## Exercise
Read through the records below and copy each line that uses the word "this".

## Records for processing
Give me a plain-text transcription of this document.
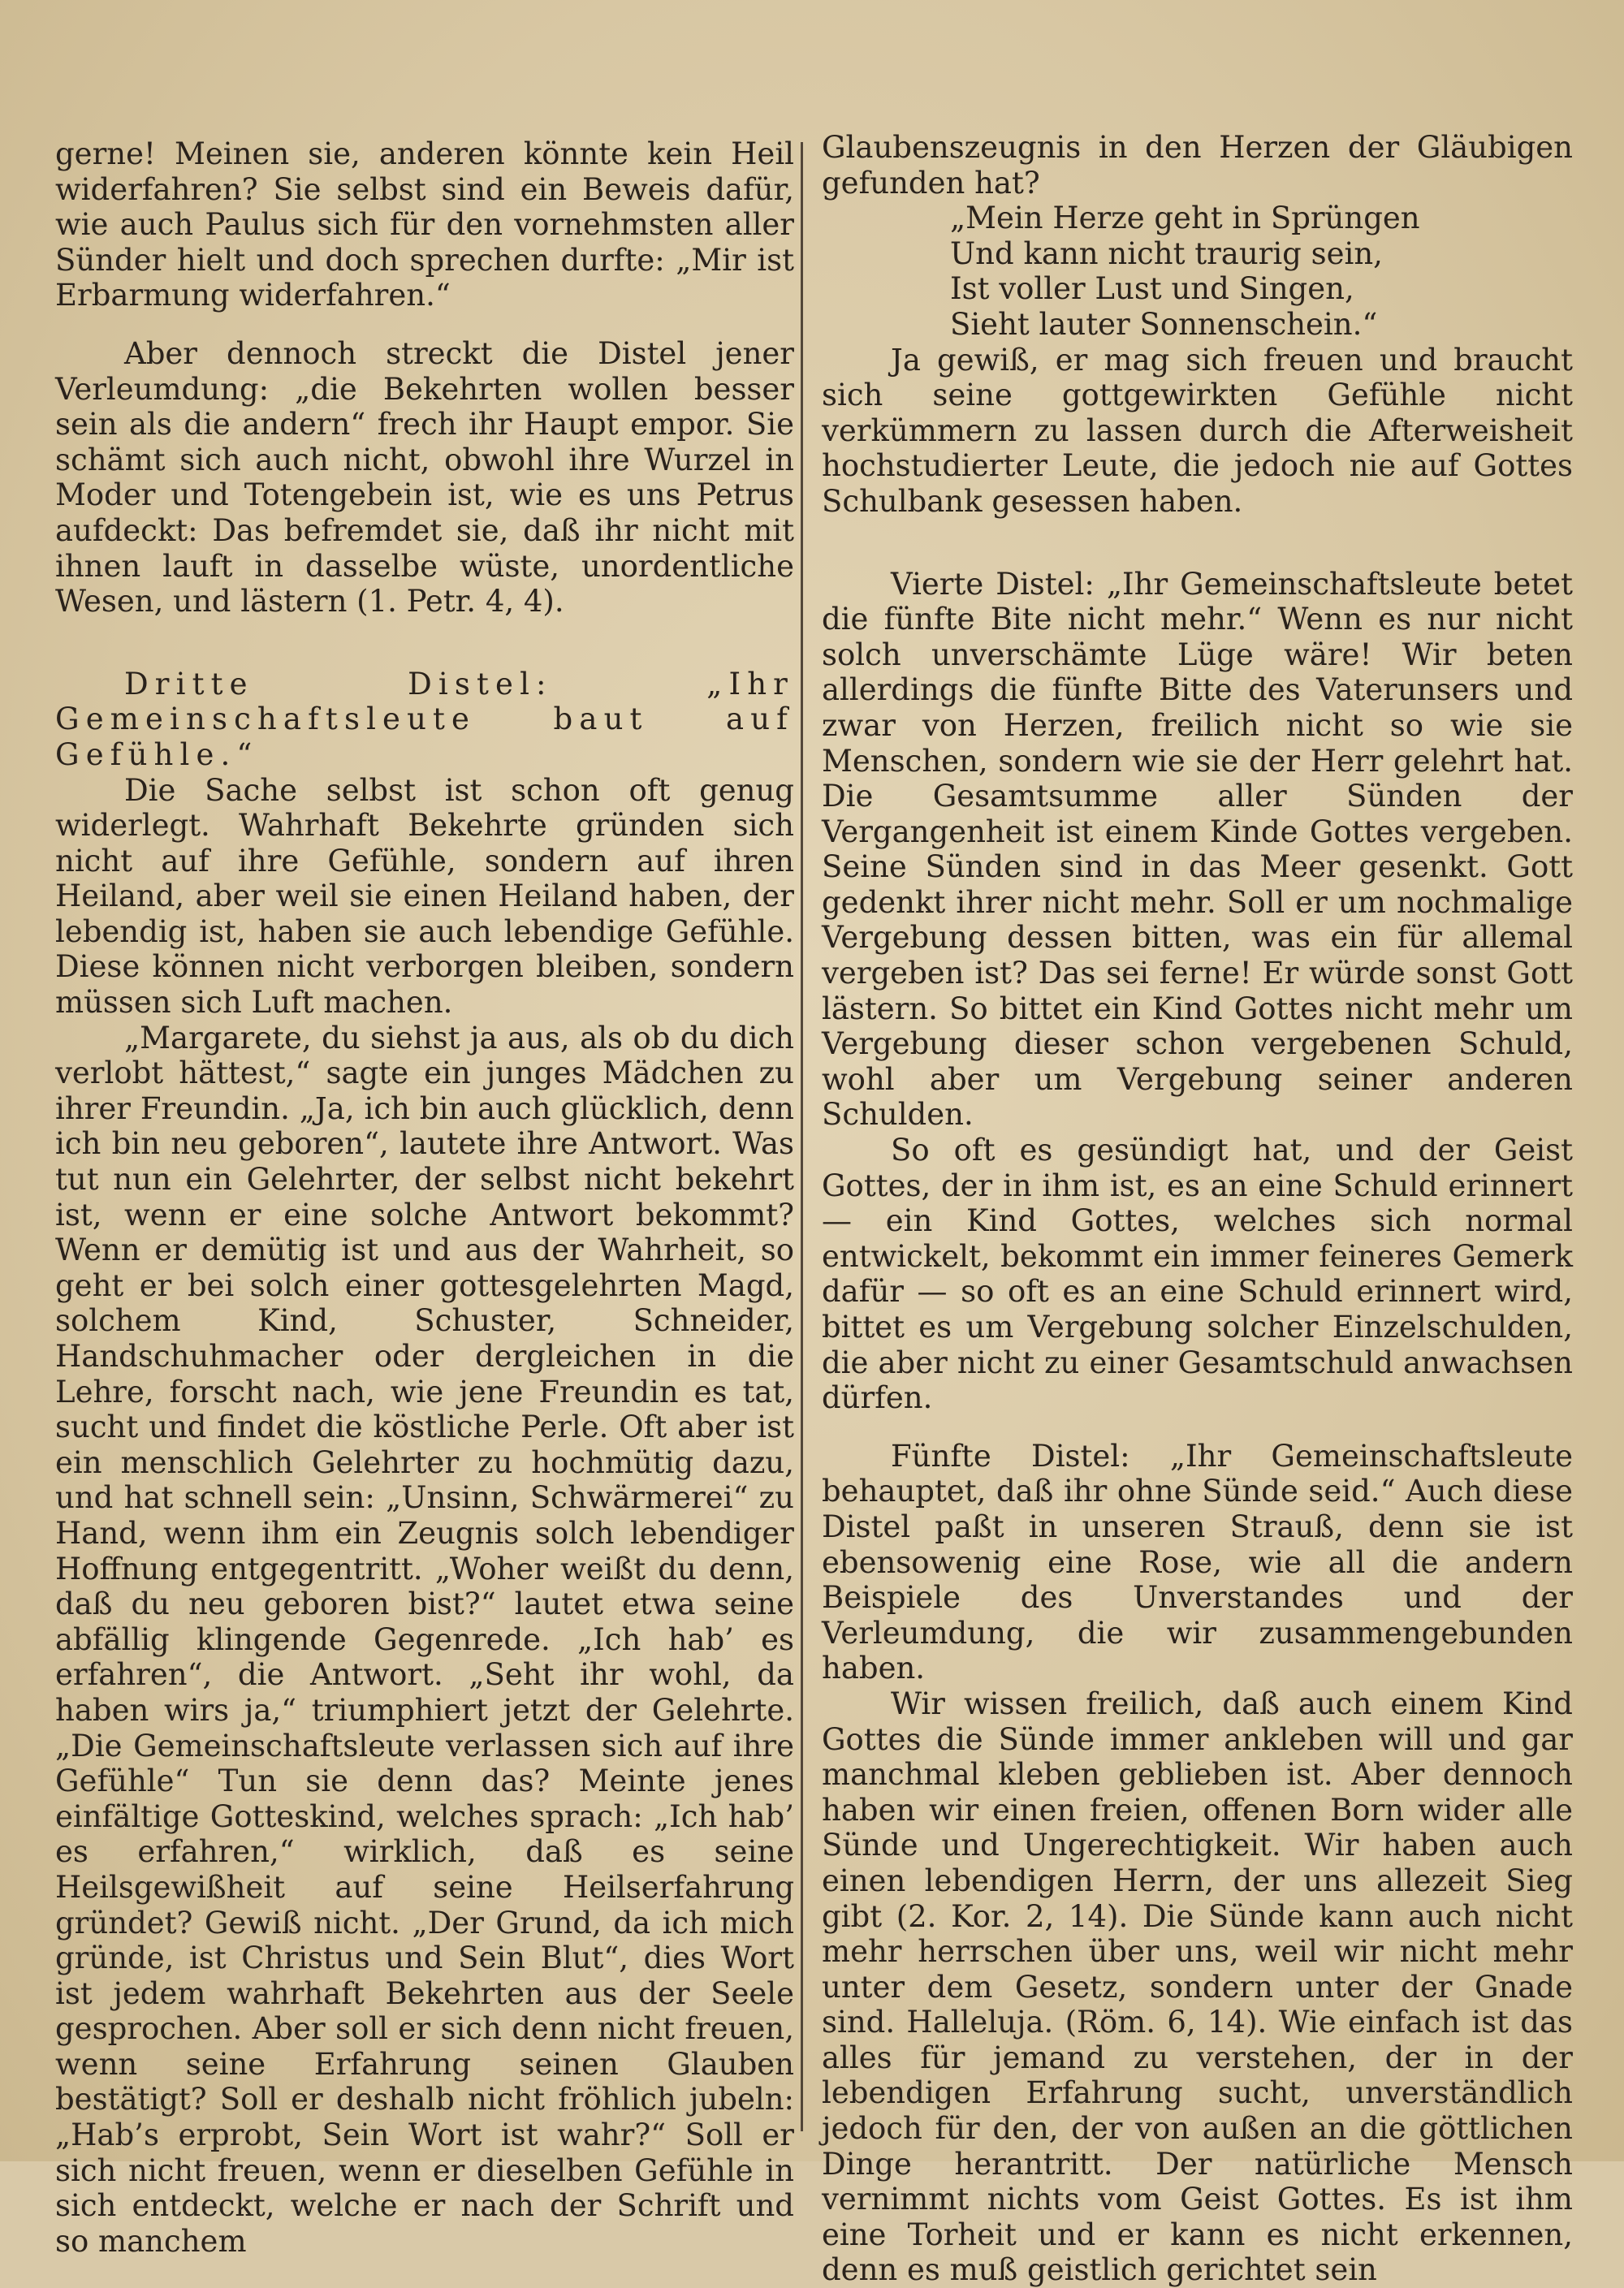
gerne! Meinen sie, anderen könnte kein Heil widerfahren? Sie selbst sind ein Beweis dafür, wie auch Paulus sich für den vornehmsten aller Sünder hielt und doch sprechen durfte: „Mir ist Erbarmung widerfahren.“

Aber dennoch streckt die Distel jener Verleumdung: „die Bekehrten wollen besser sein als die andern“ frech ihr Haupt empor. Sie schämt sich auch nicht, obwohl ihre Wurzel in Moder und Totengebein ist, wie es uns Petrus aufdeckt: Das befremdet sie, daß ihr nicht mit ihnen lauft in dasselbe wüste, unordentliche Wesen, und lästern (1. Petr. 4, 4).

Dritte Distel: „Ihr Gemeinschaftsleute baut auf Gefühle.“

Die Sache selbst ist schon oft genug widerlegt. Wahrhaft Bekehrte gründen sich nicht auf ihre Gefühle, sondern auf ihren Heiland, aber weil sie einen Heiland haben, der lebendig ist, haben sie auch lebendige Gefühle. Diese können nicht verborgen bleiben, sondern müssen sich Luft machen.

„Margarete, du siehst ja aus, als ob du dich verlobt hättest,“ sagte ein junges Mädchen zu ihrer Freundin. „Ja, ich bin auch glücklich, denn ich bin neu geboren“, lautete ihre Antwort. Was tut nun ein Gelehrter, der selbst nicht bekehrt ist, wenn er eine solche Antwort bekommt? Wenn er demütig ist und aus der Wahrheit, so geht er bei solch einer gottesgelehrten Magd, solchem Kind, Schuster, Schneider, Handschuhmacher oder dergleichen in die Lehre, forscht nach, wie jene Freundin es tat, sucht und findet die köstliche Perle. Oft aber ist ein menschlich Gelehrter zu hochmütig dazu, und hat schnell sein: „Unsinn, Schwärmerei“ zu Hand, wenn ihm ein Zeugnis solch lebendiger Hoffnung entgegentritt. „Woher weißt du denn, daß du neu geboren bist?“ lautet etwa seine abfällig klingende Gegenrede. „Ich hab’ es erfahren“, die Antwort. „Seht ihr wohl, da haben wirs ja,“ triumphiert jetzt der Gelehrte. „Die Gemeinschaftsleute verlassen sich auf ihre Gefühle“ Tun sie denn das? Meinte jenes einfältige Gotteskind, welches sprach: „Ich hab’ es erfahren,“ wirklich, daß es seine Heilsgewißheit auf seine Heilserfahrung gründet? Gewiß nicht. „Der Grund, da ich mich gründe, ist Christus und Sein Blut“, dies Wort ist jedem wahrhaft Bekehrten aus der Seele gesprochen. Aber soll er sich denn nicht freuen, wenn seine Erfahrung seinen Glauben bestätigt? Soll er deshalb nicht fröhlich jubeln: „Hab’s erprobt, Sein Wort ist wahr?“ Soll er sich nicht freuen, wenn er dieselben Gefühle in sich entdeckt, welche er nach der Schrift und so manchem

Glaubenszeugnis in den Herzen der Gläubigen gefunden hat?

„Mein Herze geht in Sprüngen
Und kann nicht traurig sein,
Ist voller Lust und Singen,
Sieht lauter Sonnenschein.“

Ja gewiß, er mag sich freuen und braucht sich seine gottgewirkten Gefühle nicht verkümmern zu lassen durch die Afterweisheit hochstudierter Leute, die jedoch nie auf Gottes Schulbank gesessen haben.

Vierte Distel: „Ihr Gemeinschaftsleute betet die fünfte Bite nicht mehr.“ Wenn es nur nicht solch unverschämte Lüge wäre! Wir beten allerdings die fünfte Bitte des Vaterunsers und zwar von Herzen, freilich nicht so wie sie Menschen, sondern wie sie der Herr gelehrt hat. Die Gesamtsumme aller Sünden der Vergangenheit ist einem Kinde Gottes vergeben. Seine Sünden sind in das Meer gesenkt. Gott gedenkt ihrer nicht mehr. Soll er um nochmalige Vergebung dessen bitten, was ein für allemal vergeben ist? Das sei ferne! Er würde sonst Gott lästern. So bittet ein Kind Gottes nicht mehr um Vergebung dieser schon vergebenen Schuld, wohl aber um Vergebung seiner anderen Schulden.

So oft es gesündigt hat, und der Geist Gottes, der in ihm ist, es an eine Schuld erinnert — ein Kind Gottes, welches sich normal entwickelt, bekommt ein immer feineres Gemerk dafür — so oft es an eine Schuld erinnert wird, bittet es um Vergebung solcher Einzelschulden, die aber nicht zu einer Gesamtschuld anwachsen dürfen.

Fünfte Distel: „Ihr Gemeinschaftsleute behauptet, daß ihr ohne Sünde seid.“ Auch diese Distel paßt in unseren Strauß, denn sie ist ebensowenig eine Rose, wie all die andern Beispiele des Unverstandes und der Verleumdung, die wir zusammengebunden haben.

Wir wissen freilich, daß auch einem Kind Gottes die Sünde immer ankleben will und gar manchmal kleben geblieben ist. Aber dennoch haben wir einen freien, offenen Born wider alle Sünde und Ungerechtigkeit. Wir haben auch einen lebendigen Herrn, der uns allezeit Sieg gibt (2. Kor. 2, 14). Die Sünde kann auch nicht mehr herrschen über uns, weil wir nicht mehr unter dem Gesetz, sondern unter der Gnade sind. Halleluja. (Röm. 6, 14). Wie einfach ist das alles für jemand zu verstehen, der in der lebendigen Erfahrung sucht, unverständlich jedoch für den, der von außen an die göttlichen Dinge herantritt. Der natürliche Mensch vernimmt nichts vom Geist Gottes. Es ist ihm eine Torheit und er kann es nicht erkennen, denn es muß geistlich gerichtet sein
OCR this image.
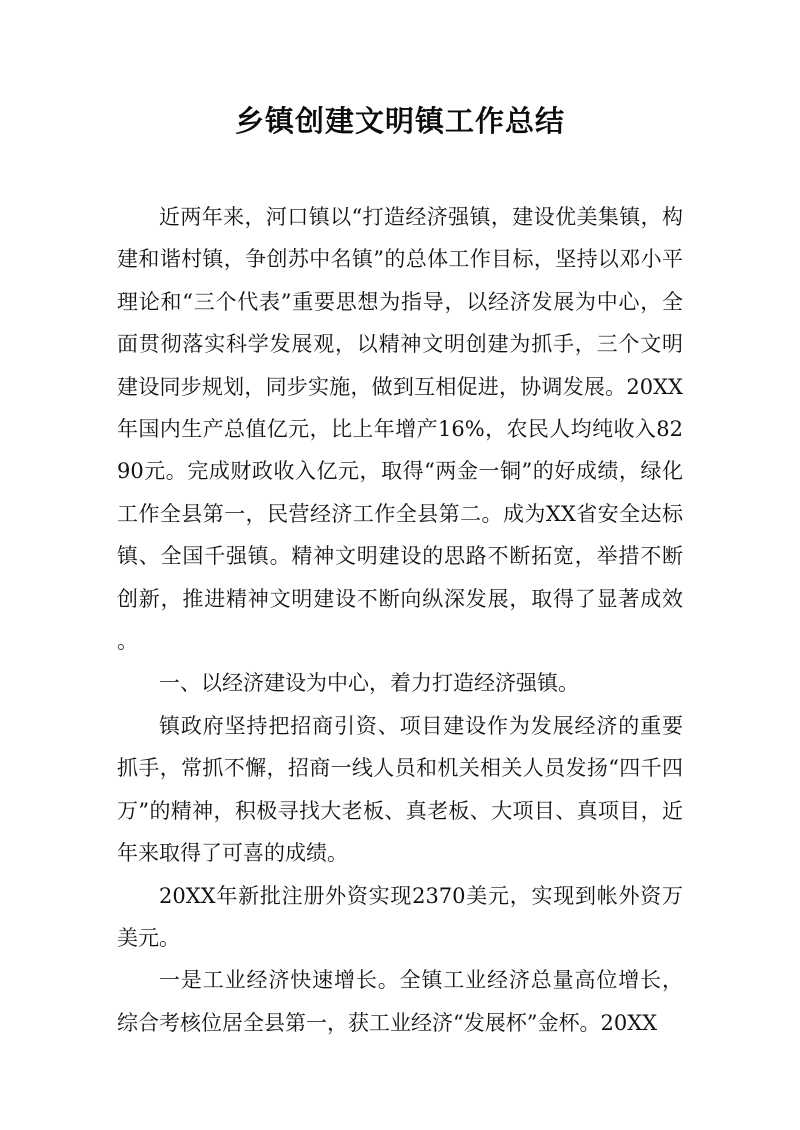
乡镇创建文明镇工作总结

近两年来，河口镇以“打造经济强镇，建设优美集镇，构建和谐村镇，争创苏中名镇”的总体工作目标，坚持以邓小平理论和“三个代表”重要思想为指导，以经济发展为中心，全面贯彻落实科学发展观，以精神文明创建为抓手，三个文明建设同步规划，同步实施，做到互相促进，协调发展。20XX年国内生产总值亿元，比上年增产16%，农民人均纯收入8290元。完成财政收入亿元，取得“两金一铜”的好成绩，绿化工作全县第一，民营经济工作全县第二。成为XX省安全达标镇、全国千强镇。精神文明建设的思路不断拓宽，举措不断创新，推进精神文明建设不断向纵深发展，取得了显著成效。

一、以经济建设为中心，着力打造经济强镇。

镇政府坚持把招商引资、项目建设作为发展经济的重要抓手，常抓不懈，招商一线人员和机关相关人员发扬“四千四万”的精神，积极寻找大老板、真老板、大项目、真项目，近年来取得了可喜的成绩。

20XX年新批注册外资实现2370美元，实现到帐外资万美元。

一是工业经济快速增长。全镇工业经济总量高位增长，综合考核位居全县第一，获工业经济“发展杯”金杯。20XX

## Problem solution
Give me a plain-text transcription of this document.
OCR this image.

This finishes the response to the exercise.